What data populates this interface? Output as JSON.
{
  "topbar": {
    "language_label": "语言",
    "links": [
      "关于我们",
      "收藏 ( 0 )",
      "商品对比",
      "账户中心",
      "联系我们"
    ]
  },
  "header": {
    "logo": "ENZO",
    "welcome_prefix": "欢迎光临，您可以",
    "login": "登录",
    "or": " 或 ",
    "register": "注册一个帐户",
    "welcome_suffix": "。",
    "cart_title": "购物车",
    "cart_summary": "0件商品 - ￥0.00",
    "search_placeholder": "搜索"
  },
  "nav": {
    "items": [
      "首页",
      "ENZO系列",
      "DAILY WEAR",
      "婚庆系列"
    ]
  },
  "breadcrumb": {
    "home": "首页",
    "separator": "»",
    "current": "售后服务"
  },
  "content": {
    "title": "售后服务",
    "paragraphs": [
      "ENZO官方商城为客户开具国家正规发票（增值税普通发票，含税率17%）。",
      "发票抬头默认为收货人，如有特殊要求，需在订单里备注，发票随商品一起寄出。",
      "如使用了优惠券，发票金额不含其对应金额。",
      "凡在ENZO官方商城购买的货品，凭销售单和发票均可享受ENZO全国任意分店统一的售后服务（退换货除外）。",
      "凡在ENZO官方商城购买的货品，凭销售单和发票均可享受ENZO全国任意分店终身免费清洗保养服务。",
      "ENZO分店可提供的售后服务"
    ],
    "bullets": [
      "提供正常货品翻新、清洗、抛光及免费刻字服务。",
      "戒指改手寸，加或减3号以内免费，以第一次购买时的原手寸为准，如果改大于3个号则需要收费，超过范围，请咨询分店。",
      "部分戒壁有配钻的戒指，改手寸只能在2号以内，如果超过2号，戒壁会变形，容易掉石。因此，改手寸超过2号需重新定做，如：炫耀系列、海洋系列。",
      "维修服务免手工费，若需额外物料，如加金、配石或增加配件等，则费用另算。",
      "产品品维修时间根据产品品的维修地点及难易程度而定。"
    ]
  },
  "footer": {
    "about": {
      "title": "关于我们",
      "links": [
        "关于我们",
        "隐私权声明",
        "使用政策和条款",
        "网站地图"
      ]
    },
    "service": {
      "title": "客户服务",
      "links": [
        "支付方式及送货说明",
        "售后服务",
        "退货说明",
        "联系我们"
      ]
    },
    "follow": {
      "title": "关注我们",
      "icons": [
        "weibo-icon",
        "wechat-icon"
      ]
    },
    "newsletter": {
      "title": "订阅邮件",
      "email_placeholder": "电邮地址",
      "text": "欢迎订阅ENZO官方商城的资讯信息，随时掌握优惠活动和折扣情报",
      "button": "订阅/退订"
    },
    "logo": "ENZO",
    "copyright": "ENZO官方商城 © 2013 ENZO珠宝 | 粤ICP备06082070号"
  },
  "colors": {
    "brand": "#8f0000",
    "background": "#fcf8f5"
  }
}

Task prompt
Each line in the entries above that includes the string "凡在ENZO官方商城购买的货品" should be extracted.

Answer in full
      "凡在ENZO官方商城购买的货品，凭销售单和发票均可享受ENZO全国任意分店统一的售后服务（退换货除外）。",
      "凡在ENZO官方商城购买的货品，凭销售单和发票均可享受ENZO全国任意分店终身免费清洗保养服务。",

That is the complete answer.